Reproduce the entries. Each one must match the original exactly.

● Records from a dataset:
= = =

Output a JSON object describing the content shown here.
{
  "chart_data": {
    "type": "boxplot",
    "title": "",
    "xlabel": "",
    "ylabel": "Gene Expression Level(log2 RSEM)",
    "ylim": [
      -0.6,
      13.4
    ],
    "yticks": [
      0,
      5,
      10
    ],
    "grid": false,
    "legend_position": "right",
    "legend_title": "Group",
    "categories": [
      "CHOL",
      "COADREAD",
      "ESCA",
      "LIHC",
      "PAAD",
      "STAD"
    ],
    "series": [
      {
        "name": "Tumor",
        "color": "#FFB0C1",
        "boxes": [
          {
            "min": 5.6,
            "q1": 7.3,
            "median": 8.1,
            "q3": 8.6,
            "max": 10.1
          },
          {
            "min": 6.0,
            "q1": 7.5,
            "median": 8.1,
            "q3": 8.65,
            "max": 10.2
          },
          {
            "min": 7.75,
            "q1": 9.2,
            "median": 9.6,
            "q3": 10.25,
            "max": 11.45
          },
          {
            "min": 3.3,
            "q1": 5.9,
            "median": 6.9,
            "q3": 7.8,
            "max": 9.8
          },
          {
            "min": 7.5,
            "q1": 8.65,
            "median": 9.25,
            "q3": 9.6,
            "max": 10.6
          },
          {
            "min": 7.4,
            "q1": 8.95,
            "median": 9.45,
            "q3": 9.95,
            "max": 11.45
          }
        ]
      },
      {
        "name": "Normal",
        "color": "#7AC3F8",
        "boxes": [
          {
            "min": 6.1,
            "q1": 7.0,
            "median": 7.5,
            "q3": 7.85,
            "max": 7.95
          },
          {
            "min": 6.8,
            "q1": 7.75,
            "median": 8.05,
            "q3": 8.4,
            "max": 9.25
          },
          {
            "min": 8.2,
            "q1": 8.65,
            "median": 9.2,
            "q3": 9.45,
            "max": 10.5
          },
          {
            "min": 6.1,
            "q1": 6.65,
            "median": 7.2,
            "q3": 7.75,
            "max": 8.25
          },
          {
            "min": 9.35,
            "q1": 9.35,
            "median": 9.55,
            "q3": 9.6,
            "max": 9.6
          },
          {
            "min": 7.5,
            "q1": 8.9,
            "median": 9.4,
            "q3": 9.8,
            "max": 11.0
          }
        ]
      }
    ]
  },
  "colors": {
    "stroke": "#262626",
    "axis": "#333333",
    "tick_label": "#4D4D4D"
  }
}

= = =

● Task solution:
Output a JSON object describing the content shown here.
{
  "chart_data": {
    "type": "boxplot",
    "title": "",
    "xlabel": "",
    "ylabel": "Gene Expression Level(log2 RSEM)",
    "ylim": [
      -0.6,
      13.4
    ],
    "yticks": [
      0,
      5,
      10
    ],
    "grid": false,
    "legend_position": "right",
    "legend_title": "Group",
    "categories": [
      "CHOL",
      "COADREAD",
      "ESCA",
      "LIHC",
      "PAAD",
      "STAD"
    ],
    "series": [
      {
        "name": "Tumor",
        "color": "#FFB0C1",
        "boxes": [
          {
            "min": 5.6,
            "q1": 7.3,
            "median": 8.1,
            "q3": 8.6,
            "max": 10.1
          },
          {
            "min": 6.0,
            "q1": 7.5,
            "median": 8.1,
            "q3": 8.65,
            "max": 10.2
          },
          {
            "min": 7.75,
            "q1": 9.2,
            "median": 9.6,
            "q3": 10.25,
            "max": 11.45
          },
          {
            "min": 3.3,
            "q1": 5.9,
            "median": 6.9,
            "q3": 7.8,
            "max": 9.8
          },
          {
            "min": 7.5,
            "q1": 8.65,
            "median": 9.25,
            "q3": 9.6,
            "max": 10.6
          },
          {
            "min": 7.4,
            "q1": 8.95,
            "median": 9.45,
            "q3": 9.95,
            "max": 11.45
          }
        ]
      },
      {
        "name": "Normal",
        "color": "#7AC3F8",
        "boxes": [
          {
            "min": 6.1,
            "q1": 7.0,
            "median": 7.5,
            "q3": 7.85,
            "max": 7.95
          },
          {
            "min": 6.8,
            "q1": 7.75,
            "median": 8.05,
            "q3": 8.4,
            "max": 9.25
          },
          {
            "min": 8.2,
            "q1": 8.65,
            "median": 9.2,
            "q3": 9.45,
            "max": 10.5
          },
          {
            "min": 6.1,
            "q1": 6.65,
            "median": 7.2,
            "q3": 7.75,
            "max": 8.25
          },
          {
            "min": 9.35,
            "q1": 9.35,
            "median": 9.55,
            "q3": 9.6,
            "max": 9.6
          },
          {
            "min": 7.5,
            "q1": 8.9,
            "median": 9.4,
            "q3": 9.8,
            "max": 11.0
          }
        ]
      }
    ]
  },
  "colors": {
    "stroke": "#262626",
    "axis": "#333333",
    "tick_label": "#4D4D4D"
  }
}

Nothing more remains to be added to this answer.